● Problem to work on
Would you set down every entry shown below, precisely as written?
* * * * *
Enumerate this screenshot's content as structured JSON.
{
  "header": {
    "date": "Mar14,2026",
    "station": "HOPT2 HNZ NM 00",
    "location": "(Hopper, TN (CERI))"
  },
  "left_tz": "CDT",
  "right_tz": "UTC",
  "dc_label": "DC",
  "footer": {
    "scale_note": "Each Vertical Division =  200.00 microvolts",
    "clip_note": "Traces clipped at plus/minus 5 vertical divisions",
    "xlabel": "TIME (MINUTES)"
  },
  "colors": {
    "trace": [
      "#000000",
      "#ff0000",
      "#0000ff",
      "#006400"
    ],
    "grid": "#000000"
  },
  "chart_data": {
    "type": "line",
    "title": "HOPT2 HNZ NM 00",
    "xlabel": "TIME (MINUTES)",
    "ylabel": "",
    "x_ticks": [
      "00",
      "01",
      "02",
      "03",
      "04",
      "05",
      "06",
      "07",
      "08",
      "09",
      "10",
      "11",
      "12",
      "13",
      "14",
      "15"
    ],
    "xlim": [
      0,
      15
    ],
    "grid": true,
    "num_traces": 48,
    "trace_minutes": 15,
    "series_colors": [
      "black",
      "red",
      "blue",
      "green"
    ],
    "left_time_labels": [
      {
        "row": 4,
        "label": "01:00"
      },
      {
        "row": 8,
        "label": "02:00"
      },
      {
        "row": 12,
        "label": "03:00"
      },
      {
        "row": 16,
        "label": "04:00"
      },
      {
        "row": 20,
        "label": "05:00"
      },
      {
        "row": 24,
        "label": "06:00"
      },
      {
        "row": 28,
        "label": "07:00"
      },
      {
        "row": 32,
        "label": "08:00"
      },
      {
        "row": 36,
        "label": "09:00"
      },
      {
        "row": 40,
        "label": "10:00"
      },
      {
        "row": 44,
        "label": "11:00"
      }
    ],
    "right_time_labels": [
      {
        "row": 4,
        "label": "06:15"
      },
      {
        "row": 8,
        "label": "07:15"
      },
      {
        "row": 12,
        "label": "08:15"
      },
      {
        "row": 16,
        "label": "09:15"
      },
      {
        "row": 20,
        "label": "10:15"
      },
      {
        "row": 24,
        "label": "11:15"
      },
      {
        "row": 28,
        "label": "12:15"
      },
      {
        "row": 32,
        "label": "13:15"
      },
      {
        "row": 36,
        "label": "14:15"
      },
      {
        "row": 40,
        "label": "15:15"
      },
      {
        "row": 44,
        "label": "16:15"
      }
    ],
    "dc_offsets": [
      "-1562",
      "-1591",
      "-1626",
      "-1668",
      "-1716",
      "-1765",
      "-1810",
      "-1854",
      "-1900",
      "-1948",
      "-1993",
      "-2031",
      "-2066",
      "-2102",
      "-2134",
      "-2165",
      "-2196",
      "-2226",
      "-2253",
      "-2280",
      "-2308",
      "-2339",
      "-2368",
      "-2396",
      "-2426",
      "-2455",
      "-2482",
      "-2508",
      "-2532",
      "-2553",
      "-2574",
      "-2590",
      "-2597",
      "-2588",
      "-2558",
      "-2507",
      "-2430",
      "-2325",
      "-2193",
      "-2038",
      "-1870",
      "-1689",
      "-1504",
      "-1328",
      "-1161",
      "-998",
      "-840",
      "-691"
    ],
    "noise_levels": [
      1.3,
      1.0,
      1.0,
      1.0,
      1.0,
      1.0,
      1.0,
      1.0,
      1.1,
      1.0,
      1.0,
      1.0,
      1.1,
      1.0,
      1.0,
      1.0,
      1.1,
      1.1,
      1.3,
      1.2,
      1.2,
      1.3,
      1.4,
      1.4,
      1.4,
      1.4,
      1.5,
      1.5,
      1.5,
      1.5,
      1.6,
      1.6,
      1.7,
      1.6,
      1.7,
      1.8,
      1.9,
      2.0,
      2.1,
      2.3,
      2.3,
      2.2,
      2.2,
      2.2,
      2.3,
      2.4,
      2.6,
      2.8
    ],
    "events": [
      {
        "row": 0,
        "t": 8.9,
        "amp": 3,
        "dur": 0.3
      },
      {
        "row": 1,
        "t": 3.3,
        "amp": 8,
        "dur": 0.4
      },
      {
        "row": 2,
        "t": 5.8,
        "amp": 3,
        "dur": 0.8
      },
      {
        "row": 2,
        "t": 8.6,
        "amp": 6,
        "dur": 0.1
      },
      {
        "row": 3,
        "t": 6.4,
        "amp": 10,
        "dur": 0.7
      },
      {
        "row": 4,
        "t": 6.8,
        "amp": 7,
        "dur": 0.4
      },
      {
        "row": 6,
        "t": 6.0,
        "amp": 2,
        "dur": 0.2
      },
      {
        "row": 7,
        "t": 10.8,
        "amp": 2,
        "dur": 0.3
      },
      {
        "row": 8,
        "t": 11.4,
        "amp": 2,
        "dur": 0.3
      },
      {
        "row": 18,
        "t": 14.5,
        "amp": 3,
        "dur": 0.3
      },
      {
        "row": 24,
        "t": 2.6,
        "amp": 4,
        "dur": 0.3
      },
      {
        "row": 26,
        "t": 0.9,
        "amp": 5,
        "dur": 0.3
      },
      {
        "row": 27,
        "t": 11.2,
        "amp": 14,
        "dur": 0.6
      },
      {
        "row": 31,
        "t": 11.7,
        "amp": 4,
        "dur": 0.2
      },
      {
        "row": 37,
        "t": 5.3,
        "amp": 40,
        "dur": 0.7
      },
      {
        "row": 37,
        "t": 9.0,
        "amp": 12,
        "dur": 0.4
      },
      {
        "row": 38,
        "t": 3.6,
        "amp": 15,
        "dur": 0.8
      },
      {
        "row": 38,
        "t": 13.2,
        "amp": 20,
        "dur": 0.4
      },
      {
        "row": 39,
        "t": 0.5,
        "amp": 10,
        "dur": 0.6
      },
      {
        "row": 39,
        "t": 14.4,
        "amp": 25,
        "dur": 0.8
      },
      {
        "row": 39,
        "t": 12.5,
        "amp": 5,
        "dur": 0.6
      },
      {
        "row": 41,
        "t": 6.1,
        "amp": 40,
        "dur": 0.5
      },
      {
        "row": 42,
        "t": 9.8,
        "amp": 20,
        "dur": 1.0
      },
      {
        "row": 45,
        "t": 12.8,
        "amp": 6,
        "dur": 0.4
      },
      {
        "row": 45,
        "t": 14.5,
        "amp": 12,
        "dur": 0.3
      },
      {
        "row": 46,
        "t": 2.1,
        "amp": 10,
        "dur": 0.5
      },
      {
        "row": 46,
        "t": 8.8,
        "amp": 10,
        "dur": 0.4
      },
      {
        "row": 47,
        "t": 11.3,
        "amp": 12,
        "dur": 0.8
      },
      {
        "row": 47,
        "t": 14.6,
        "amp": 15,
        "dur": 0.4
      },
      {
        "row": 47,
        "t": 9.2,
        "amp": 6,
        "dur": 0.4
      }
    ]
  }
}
* * * * *
● Answer for this exercise
Enumerate this screenshot's content as structured JSON.
{
  "header": {
    "date": "Mar14,2026",
    "station": "HOPT2 HNZ NM 00",
    "location": "(Hopper, TN (CERI))"
  },
  "left_tz": "CDT",
  "right_tz": "UTC",
  "dc_label": "DC",
  "footer": {
    "scale_note": "Each Vertical Division =  200.00 microvolts",
    "clip_note": "Traces clipped at plus/minus 5 vertical divisions",
    "xlabel": "TIME (MINUTES)"
  },
  "colors": {
    "trace": [
      "#000000",
      "#ff0000",
      "#0000ff",
      "#006400"
    ],
    "grid": "#000000"
  },
  "chart_data": {
    "type": "line",
    "title": "HOPT2 HNZ NM 00",
    "xlabel": "TIME (MINUTES)",
    "ylabel": "",
    "x_ticks": [
      "00",
      "01",
      "02",
      "03",
      "04",
      "05",
      "06",
      "07",
      "08",
      "09",
      "10",
      "11",
      "12",
      "13",
      "14",
      "15"
    ],
    "xlim": [
      0,
      15
    ],
    "grid": true,
    "num_traces": 48,
    "trace_minutes": 15,
    "series_colors": [
      "black",
      "red",
      "blue",
      "green"
    ],
    "left_time_labels": [
      {
        "row": 4,
        "label": "01:00"
      },
      {
        "row": 8,
        "label": "02:00"
      },
      {
        "row": 12,
        "label": "03:00"
      },
      {
        "row": 16,
        "label": "04:00"
      },
      {
        "row": 20,
        "label": "05:00"
      },
      {
        "row": 24,
        "label": "06:00"
      },
      {
        "row": 28,
        "label": "07:00"
      },
      {
        "row": 32,
        "label": "08:00"
      },
      {
        "row": 36,
        "label": "09:00"
      },
      {
        "row": 40,
        "label": "10:00"
      },
      {
        "row": 44,
        "label": "11:00"
      }
    ],
    "right_time_labels": [
      {
        "row": 4,
        "label": "06:15"
      },
      {
        "row": 8,
        "label": "07:15"
      },
      {
        "row": 12,
        "label": "08:15"
      },
      {
        "row": 16,
        "label": "09:15"
      },
      {
        "row": 20,
        "label": "10:15"
      },
      {
        "row": 24,
        "label": "11:15"
      },
      {
        "row": 28,
        "label": "12:15"
      },
      {
        "row": 32,
        "label": "13:15"
      },
      {
        "row": 36,
        "label": "14:15"
      },
      {
        "row": 40,
        "label": "15:15"
      },
      {
        "row": 44,
        "label": "16:15"
      }
    ],
    "dc_offsets": [
      "-1562",
      "-1591",
      "-1626",
      "-1668",
      "-1716",
      "-1765",
      "-1810",
      "-1854",
      "-1900",
      "-1948",
      "-1993",
      "-2031",
      "-2066",
      "-2102",
      "-2134",
      "-2165",
      "-2196",
      "-2226",
      "-2253",
      "-2280",
      "-2308",
      "-2339",
      "-2368",
      "-2396",
      "-2426",
      "-2455",
      "-2482",
      "-2508",
      "-2532",
      "-2553",
      "-2574",
      "-2590",
      "-2597",
      "-2588",
      "-2558",
      "-2507",
      "-2430",
      "-2325",
      "-2193",
      "-2038",
      "-1870",
      "-1689",
      "-1504",
      "-1328",
      "-1161",
      "-998",
      "-840",
      "-691"
    ],
    "noise_levels": [
      1.3,
      1.0,
      1.0,
      1.0,
      1.0,
      1.0,
      1.0,
      1.0,
      1.1,
      1.0,
      1.0,
      1.0,
      1.1,
      1.0,
      1.0,
      1.0,
      1.1,
      1.1,
      1.3,
      1.2,
      1.2,
      1.3,
      1.4,
      1.4,
      1.4,
      1.4,
      1.5,
      1.5,
      1.5,
      1.5,
      1.6,
      1.6,
      1.7,
      1.6,
      1.7,
      1.8,
      1.9,
      2.0,
      2.1,
      2.3,
      2.3,
      2.2,
      2.2,
      2.2,
      2.3,
      2.4,
      2.6,
      2.8
    ],
    "events": [
      {
        "row": 0,
        "t": 8.9,
        "amp": 3,
        "dur": 0.3
      },
      {
        "row": 1,
        "t": 3.3,
        "amp": 8,
        "dur": 0.4
      },
      {
        "row": 2,
        "t": 5.8,
        "amp": 3,
        "dur": 0.8
      },
      {
        "row": 2,
        "t": 8.6,
        "amp": 6,
        "dur": 0.1
      },
      {
        "row": 3,
        "t": 6.4,
        "amp": 10,
        "dur": 0.7
      },
      {
        "row": 4,
        "t": 6.8,
        "amp": 7,
        "dur": 0.4
      },
      {
        "row": 6,
        "t": 6.0,
        "amp": 2,
        "dur": 0.2
      },
      {
        "row": 7,
        "t": 10.8,
        "amp": 2,
        "dur": 0.3
      },
      {
        "row": 8,
        "t": 11.4,
        "amp": 2,
        "dur": 0.3
      },
      {
        "row": 18,
        "t": 14.5,
        "amp": 3,
        "dur": 0.3
      },
      {
        "row": 24,
        "t": 2.6,
        "amp": 4,
        "dur": 0.3
      },
      {
        "row": 26,
        "t": 0.9,
        "amp": 5,
        "dur": 0.3
      },
      {
        "row": 27,
        "t": 11.2,
        "amp": 14,
        "dur": 0.6
      },
      {
        "row": 31,
        "t": 11.7,
        "amp": 4,
        "dur": 0.2
      },
      {
        "row": 37,
        "t": 5.3,
        "amp": 40,
        "dur": 0.7
      },
      {
        "row": 37,
        "t": 9.0,
        "amp": 12,
        "dur": 0.4
      },
      {
        "row": 38,
        "t": 3.6,
        "amp": 15,
        "dur": 0.8
      },
      {
        "row": 38,
        "t": 13.2,
        "amp": 20,
        "dur": 0.4
      },
      {
        "row": 39,
        "t": 0.5,
        "amp": 10,
        "dur": 0.6
      },
      {
        "row": 39,
        "t": 14.4,
        "amp": 25,
        "dur": 0.8
      },
      {
        "row": 39,
        "t": 12.5,
        "amp": 5,
        "dur": 0.6
      },
      {
        "row": 41,
        "t": 6.1,
        "amp": 40,
        "dur": 0.5
      },
      {
        "row": 42,
        "t": 9.8,
        "amp": 20,
        "dur": 1.0
      },
      {
        "row": 45,
        "t": 12.8,
        "amp": 6,
        "dur": 0.4
      },
      {
        "row": 45,
        "t": 14.5,
        "amp": 12,
        "dur": 0.3
      },
      {
        "row": 46,
        "t": 2.1,
        "amp": 10,
        "dur": 0.5
      },
      {
        "row": 46,
        "t": 8.8,
        "amp": 10,
        "dur": 0.4
      },
      {
        "row": 47,
        "t": 11.3,
        "amp": 12,
        "dur": 0.8
      },
      {
        "row": 47,
        "t": 14.6,
        "amp": 15,
        "dur": 0.4
      },
      {
        "row": 47,
        "t": 9.2,
        "amp": 6,
        "dur": 0.4
      }
    ]
  }
}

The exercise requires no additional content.